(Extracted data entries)
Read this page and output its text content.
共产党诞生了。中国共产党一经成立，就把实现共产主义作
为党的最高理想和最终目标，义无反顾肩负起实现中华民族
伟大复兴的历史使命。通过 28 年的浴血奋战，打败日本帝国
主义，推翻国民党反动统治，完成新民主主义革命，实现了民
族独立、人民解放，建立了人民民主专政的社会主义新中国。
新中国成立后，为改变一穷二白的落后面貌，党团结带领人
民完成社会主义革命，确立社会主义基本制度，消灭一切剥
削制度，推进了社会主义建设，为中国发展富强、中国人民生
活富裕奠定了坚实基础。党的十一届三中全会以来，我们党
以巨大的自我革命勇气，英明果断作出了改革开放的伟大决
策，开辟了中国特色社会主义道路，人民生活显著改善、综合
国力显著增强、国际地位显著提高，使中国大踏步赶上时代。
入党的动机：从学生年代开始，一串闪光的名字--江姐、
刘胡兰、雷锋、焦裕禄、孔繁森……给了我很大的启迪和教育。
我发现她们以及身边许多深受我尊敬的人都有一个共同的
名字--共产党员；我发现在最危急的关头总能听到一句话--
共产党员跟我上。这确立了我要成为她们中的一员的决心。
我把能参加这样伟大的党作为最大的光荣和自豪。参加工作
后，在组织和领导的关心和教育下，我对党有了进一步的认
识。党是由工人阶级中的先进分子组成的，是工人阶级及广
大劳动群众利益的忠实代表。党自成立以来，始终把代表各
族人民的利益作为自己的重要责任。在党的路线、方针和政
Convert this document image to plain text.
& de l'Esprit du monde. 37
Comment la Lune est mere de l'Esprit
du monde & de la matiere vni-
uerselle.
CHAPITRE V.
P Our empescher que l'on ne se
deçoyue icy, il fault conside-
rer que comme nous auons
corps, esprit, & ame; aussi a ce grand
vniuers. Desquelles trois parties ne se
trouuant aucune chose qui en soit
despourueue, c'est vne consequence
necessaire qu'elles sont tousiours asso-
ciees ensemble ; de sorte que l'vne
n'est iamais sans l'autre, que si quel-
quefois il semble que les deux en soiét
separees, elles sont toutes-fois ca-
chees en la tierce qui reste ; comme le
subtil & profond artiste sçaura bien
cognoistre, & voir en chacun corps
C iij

- _WHAT IS ASKED_:
From the line with "Convert this document image to plain text." to the last line of the material, give every line again exactly, and only those lines.

- _REPLY TO THE EXERCISE_:
Convert this document image to plain text.
& de l'Esprit du monde. 37
Comment la Lune est mere de l'Esprit
du monde & de la matiere vni-
uerselle.
CHAPITRE V.
P Our empescher que l'on ne se
deçoyue icy, il fault conside-
rer que comme nous auons
corps, esprit, & ame; aussi a ce grand
vniuers. Desquelles trois parties ne se
trouuant aucune chose qui en soit
despourueue, c'est vne consequence
necessaire qu'elles sont tousiours asso-
ciees ensemble ; de sorte que l'vne
n'est iamais sans l'autre, que si quel-
quefois il semble que les deux en soiét
separees, elles sont toutes-fois ca-
chees en la tierce qui reste ; comme le
subtil & profond artiste sçaura bien
cognoistre, & voir en chacun corps
C iij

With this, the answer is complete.